Requirements: Make an exact copy of all the entries below, with the pictures left out.

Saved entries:
## start

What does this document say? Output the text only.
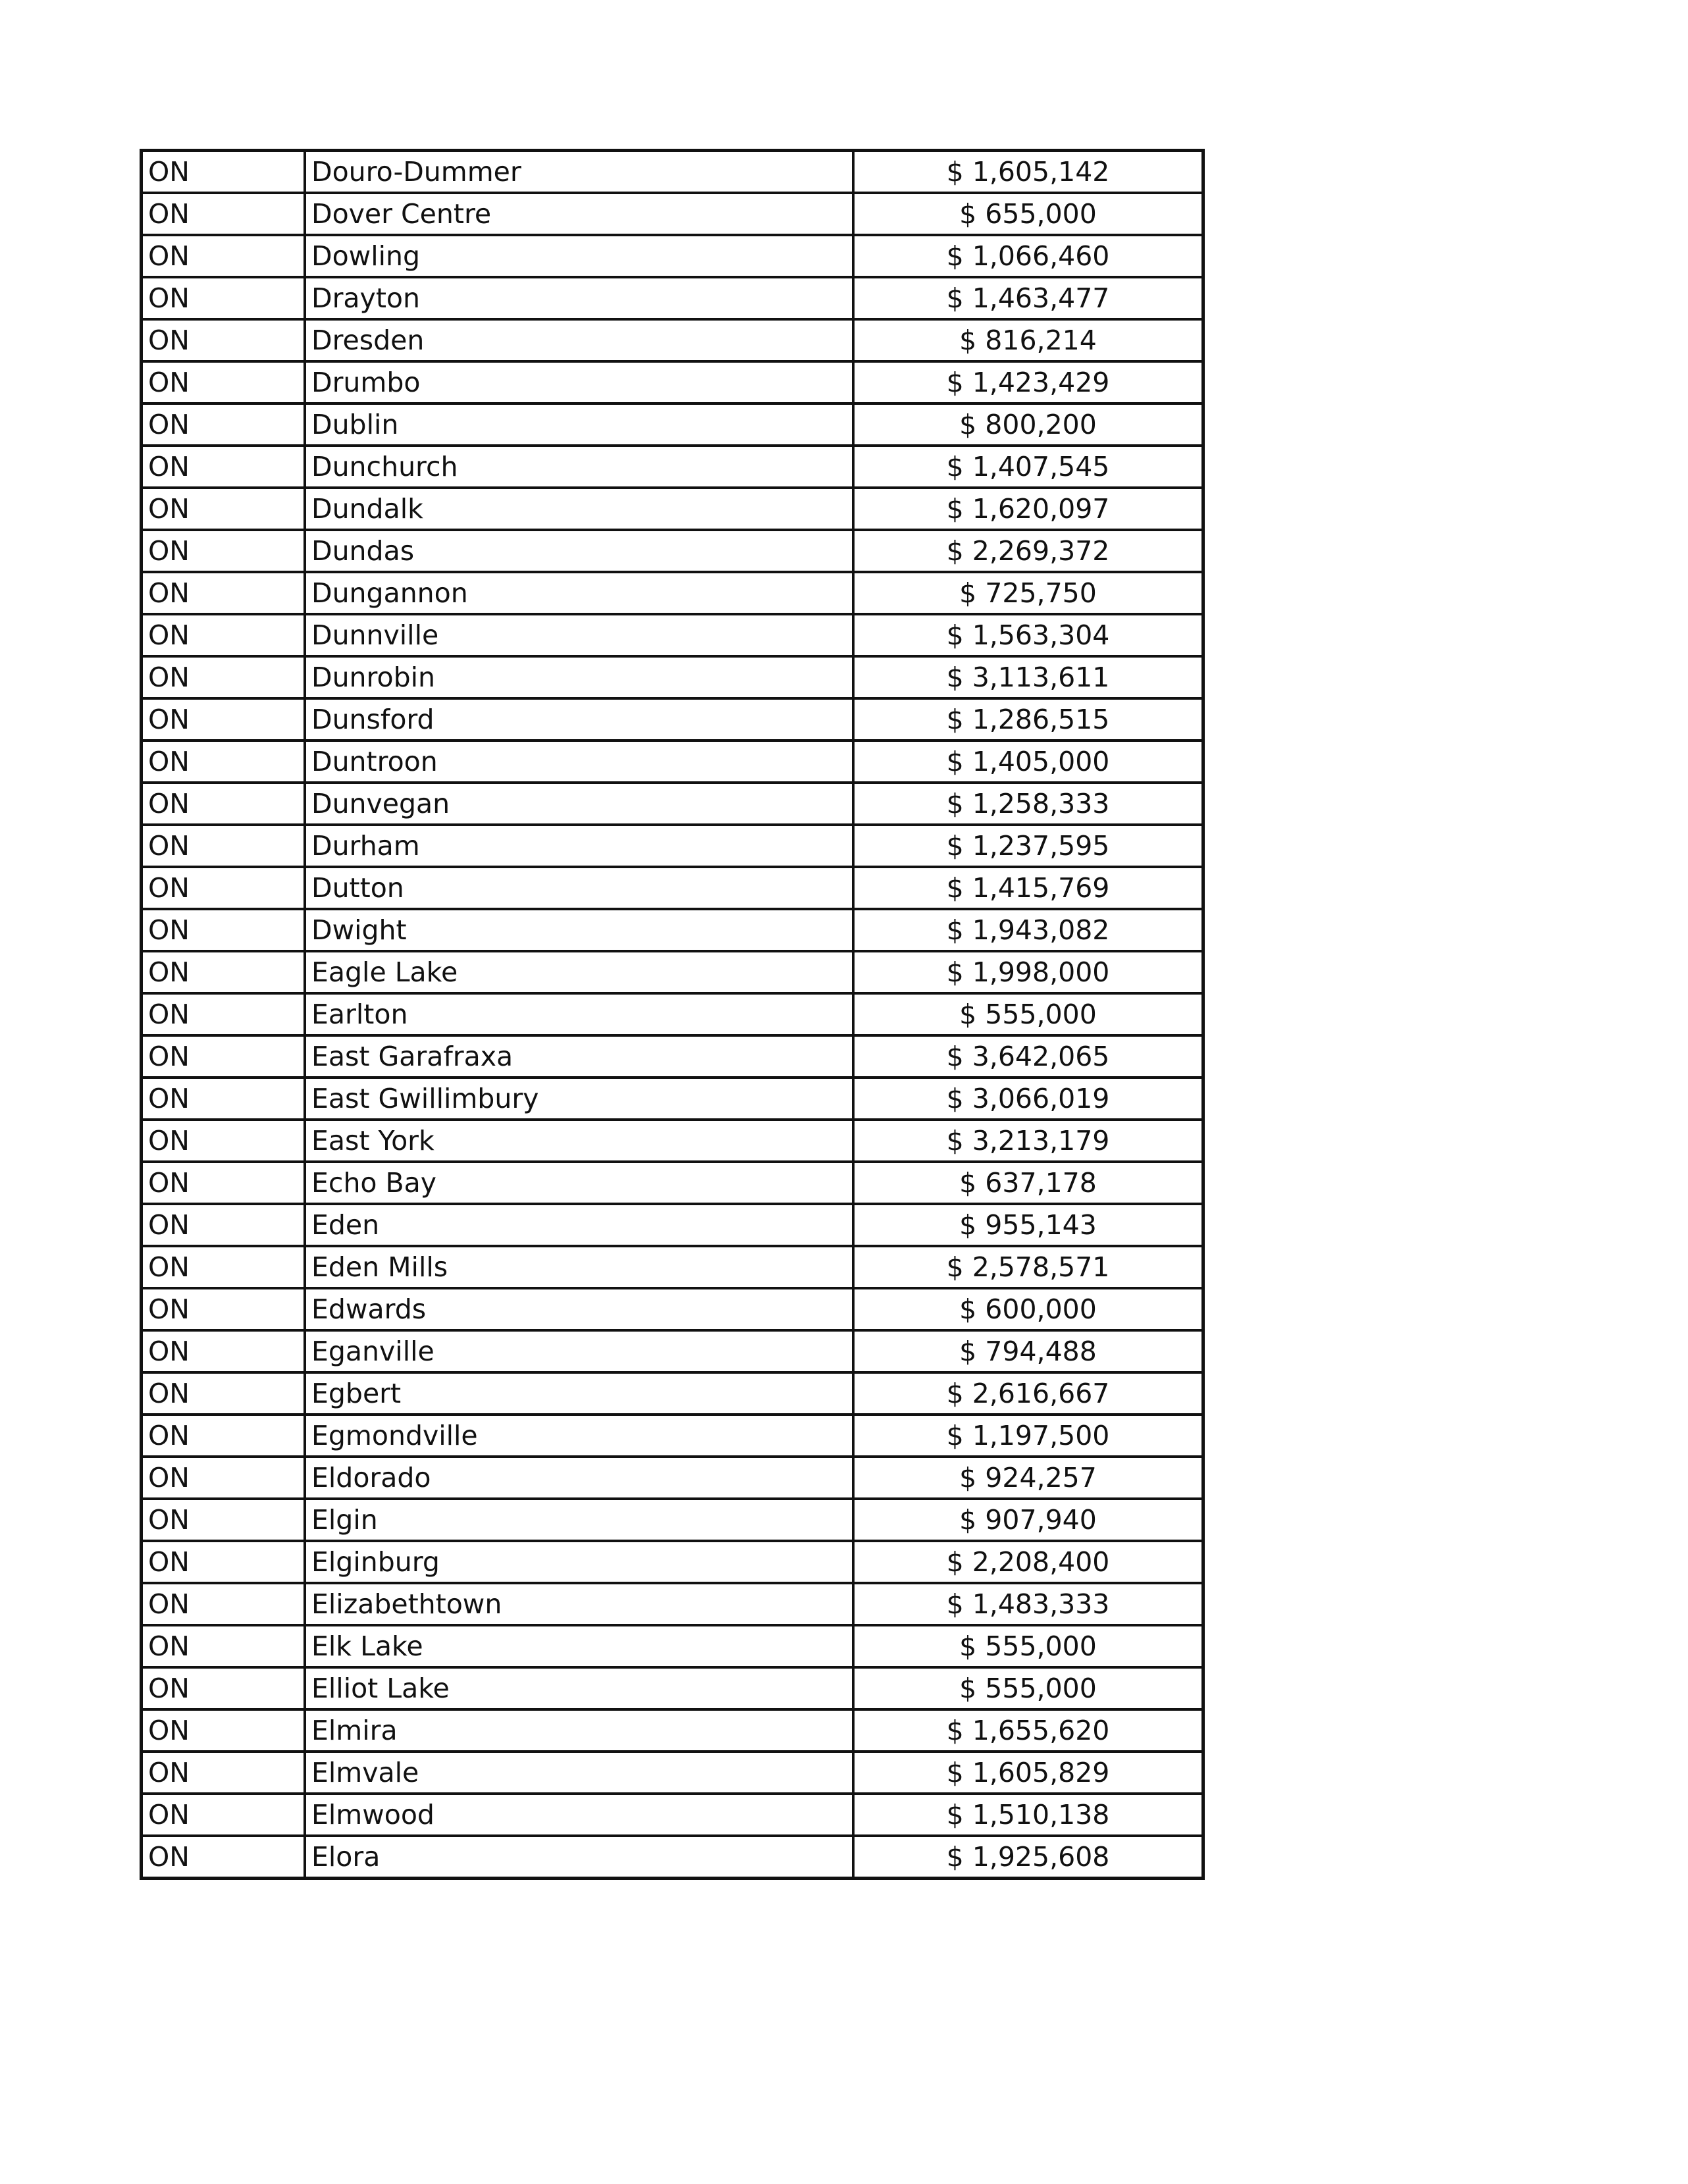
ON	Douro-Dummer	$ 1,605,142
ON	Dover Centre	$ 655,000
ON	Dowling	$ 1,066,460
ON	Drayton	$ 1,463,477
ON	Dresden	$ 816,214
ON	Drumbo	$ 1,423,429
ON	Dublin	$ 800,200
ON	Dunchurch	$ 1,407,545
ON	Dundalk	$ 1,620,097
ON	Dundas	$ 2,269,372
ON	Dungannon	$ 725,750
ON	Dunnville	$ 1,563,304
ON	Dunrobin	$ 3,113,611
ON	Dunsford	$ 1,286,515
ON	Duntroon	$ 1,405,000
ON	Dunvegan	$ 1,258,333
ON	Durham	$ 1,237,595
ON	Dutton	$ 1,415,769
ON	Dwight	$ 1,943,082
ON	Eagle Lake	$ 1,998,000
ON	Earlton	$ 555,000
ON	East Garafraxa	$ 3,642,065
ON	East Gwillimbury	$ 3,066,019
ON	East York	$ 3,213,179
ON	Echo Bay	$ 637,178
ON	Eden	$ 955,143
ON	Eden Mills	$ 2,578,571
ON	Edwards	$ 600,000
ON	Eganville	$ 794,488
ON	Egbert	$ 2,616,667
ON	Egmondville	$ 1,197,500
ON	Eldorado	$ 924,257
ON	Elgin	$ 907,940
ON	Elginburg	$ 2,208,400
ON	Elizabethtown	$ 1,483,333
ON	Elk Lake	$ 555,000
ON	Elliot Lake	$ 555,000
ON	Elmira	$ 1,655,620
ON	Elmvale	$ 1,605,829
ON	Elmwood	$ 1,510,138
ON	Elora	$ 1,925,608
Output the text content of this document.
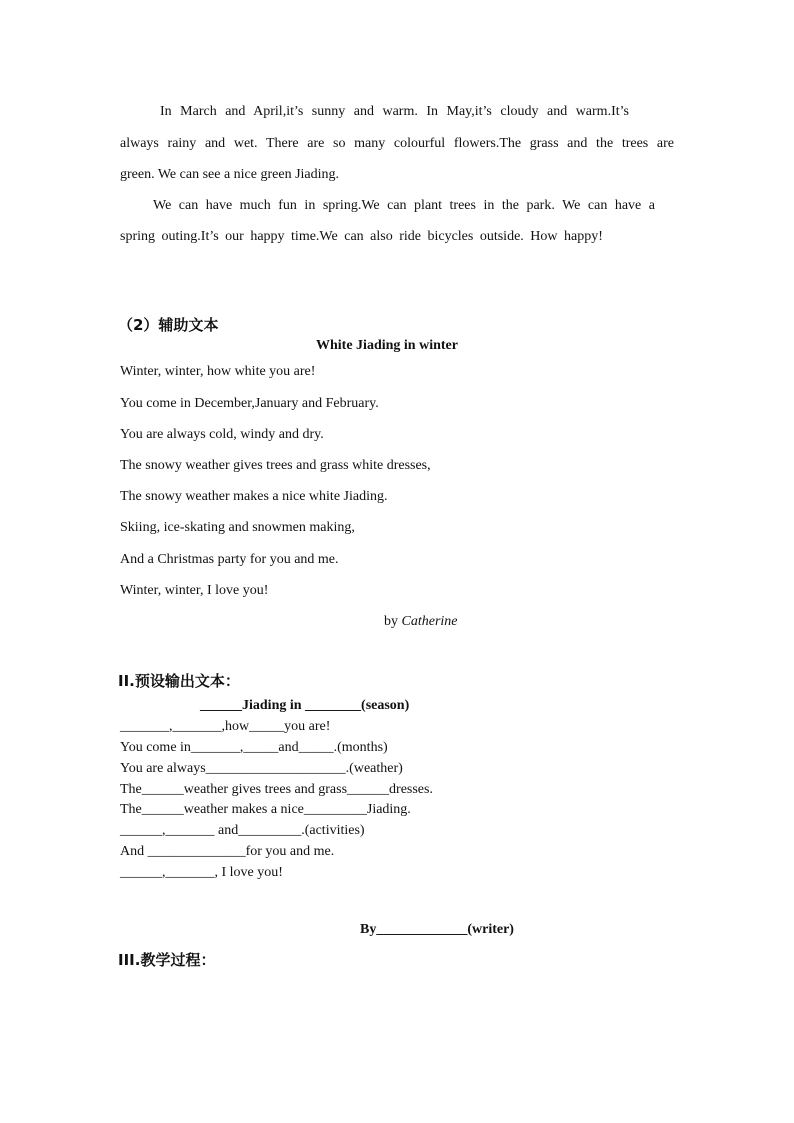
In March and April,it’s sunny and warm. In May,it’s cloudy and warm.It’s
always rainy and wet. There are so many colourful flowers.The grass and the trees are
green. We can see a nice green Jiading.
We can have much fun in spring.We can plant trees in the park. We can have a
spring outing.It’s our happy time.We can also ride bicycles outside. How happy!
（2）辅助文本
White Jiading in winter
Winter, winter, how white you are!
You come in December,January and February.
You are always cold, windy and dry.
The snowy weather gives trees and grass white dresses,
The snowy weather makes a nice white Jiading.
Skiing, ice-skating and snowmen making,
And a Christmas party for you and me.
Winter, winter, I love you!
by Catherine
II.预设输出文本：
______Jiading in ________(season)
_______,_______,how_____you are!
You come in_______,_____and_____.(months)
You are always____________________.(weather)
The______weather gives trees and grass______dresses.
The______weather makes a nice_________Jiading.
______,_______ and_________.(activities)
And ______________for you and me.
______,_______, I love you!
By_____________(writer)
III.教学过程：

## end

Result of the task:
What does this document say? Output the text only.
ON	Douro-Dummer	$ 1,605,142
ON	Dover Centre	$ 655,000
ON	Dowling	$ 1,066,460
ON	Drayton	$ 1,463,477
ON	Dresden	$ 816,214
ON	Drumbo	$ 1,423,429
ON	Dublin	$ 800,200
ON	Dunchurch	$ 1,407,545
ON	Dundalk	$ 1,620,097
ON	Dundas	$ 2,269,372
ON	Dungannon	$ 725,750
ON	Dunnville	$ 1,563,304
ON	Dunrobin	$ 3,113,611
ON	Dunsford	$ 1,286,515
ON	Duntroon	$ 1,405,000
ON	Dunvegan	$ 1,258,333
ON	Durham	$ 1,237,595
ON	Dutton	$ 1,415,769
ON	Dwight	$ 1,943,082
ON	Eagle Lake	$ 1,998,000
ON	Earlton	$ 555,000
ON	East Garafraxa	$ 3,642,065
ON	East Gwillimbury	$ 3,066,019
ON	East York	$ 3,213,179
ON	Echo Bay	$ 637,178
ON	Eden	$ 955,143
ON	Eden Mills	$ 2,578,571
ON	Edwards	$ 600,000
ON	Eganville	$ 794,488
ON	Egbert	$ 2,616,667
ON	Egmondville	$ 1,197,500
ON	Eldorado	$ 924,257
ON	Elgin	$ 907,940
ON	Elginburg	$ 2,208,400
ON	Elizabethtown	$ 1,483,333
ON	Elk Lake	$ 555,000
ON	Elliot Lake	$ 555,000
ON	Elmira	$ 1,655,620
ON	Elmvale	$ 1,605,829
ON	Elmwood	$ 1,510,138
ON	Elora	$ 1,925,608
Output the text content of this document.
In March and April,it’s sunny and warm. In May,it’s cloudy and warm.It’s
always rainy and wet. There are so many colourful flowers.The grass and the trees are
green. We can see a nice green Jiading.
We can have much fun in spring.We can plant trees in the park. We can have a
spring outing.It’s our happy time.We can also ride bicycles outside. How happy!
（2）辅助文本
White Jiading in winter
Winter, winter, how white you are!
You come in December,January and February.
You are always cold, windy and dry.
The snowy weather gives trees and grass white dresses,
The snowy weather makes a nice white Jiading.
Skiing, ice-skating and snowmen making,
And a Christmas party for you and me.
Winter, winter, I love you!
by Catherine
II.预设输出文本：
______Jiading in ________(season)
_______,_______,how_____you are!
You come in_______,_____and_____.(months)
You are always____________________.(weather)
The______weather gives trees and grass______dresses.
The______weather makes a nice_________Jiading.
______,_______ and_________.(activities)
And ______________for you and me.
______,_______, I love you!
By_____________(writer)
III.教学过程：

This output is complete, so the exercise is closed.